→ **Direction**: Reproduce all records exactly.

→ **Stored rows**:
%%

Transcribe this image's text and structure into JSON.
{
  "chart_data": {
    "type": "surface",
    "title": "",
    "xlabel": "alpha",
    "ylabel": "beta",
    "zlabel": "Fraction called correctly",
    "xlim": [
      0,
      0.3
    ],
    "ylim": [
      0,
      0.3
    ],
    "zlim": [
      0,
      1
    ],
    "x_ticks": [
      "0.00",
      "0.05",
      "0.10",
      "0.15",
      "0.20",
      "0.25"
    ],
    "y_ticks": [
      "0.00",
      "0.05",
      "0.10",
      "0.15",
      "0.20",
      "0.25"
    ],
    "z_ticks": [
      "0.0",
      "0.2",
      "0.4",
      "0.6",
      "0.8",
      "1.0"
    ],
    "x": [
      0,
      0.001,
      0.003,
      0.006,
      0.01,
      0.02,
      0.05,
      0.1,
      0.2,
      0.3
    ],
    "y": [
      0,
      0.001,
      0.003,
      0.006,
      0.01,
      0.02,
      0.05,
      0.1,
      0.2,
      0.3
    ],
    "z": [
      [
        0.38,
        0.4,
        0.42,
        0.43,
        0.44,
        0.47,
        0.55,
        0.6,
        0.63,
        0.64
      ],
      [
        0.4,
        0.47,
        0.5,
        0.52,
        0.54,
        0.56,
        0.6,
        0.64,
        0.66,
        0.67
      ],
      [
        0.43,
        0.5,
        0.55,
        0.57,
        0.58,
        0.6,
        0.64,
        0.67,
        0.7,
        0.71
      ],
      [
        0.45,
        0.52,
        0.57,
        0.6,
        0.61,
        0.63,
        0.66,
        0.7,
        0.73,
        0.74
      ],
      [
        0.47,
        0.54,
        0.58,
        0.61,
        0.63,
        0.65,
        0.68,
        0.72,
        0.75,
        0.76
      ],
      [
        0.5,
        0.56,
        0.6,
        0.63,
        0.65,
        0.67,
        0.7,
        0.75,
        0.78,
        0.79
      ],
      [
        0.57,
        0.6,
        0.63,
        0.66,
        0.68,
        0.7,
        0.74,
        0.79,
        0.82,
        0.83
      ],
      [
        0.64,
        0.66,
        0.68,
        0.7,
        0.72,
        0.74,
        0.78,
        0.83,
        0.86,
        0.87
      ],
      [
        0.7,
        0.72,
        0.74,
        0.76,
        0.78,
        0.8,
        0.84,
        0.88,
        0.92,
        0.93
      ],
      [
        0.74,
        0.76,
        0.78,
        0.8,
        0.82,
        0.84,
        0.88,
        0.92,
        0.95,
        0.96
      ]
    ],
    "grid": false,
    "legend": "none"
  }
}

%%

→ **Solution to this exercise**:
Transcribe this image's text and structure into JSON.
{
  "chart_data": {
    "type": "surface",
    "title": "",
    "xlabel": "alpha",
    "ylabel": "beta",
    "zlabel": "Fraction called correctly",
    "xlim": [
      0,
      0.3
    ],
    "ylim": [
      0,
      0.3
    ],
    "zlim": [
      0,
      1
    ],
    "x_ticks": [
      "0.00",
      "0.05",
      "0.10",
      "0.15",
      "0.20",
      "0.25"
    ],
    "y_ticks": [
      "0.00",
      "0.05",
      "0.10",
      "0.15",
      "0.20",
      "0.25"
    ],
    "z_ticks": [
      "0.0",
      "0.2",
      "0.4",
      "0.6",
      "0.8",
      "1.0"
    ],
    "x": [
      0,
      0.001,
      0.003,
      0.006,
      0.01,
      0.02,
      0.05,
      0.1,
      0.2,
      0.3
    ],
    "y": [
      0,
      0.001,
      0.003,
      0.006,
      0.01,
      0.02,
      0.05,
      0.1,
      0.2,
      0.3
    ],
    "z": [
      [
        0.38,
        0.4,
        0.42,
        0.43,
        0.44,
        0.47,
        0.55,
        0.6,
        0.63,
        0.64
      ],
      [
        0.4,
        0.47,
        0.5,
        0.52,
        0.54,
        0.56,
        0.6,
        0.64,
        0.66,
        0.67
      ],
      [
        0.43,
        0.5,
        0.55,
        0.57,
        0.58,
        0.6,
        0.64,
        0.67,
        0.7,
        0.71
      ],
      [
        0.45,
        0.52,
        0.57,
        0.6,
        0.61,
        0.63,
        0.66,
        0.7,
        0.73,
        0.74
      ],
      [
        0.47,
        0.54,
        0.58,
        0.61,
        0.63,
        0.65,
        0.68,
        0.72,
        0.75,
        0.76
      ],
      [
        0.5,
        0.56,
        0.6,
        0.63,
        0.65,
        0.67,
        0.7,
        0.75,
        0.78,
        0.79
      ],
      [
        0.57,
        0.6,
        0.63,
        0.66,
        0.68,
        0.7,
        0.74,
        0.79,
        0.82,
        0.83
      ],
      [
        0.64,
        0.66,
        0.68,
        0.7,
        0.72,
        0.74,
        0.78,
        0.83,
        0.86,
        0.87
      ],
      [
        0.7,
        0.72,
        0.74,
        0.76,
        0.78,
        0.8,
        0.84,
        0.88,
        0.92,
        0.93
      ],
      [
        0.74,
        0.76,
        0.78,
        0.8,
        0.82,
        0.84,
        0.88,
        0.92,
        0.95,
        0.96
      ]
    ],
    "grid": false,
    "legend": "none"
  }
}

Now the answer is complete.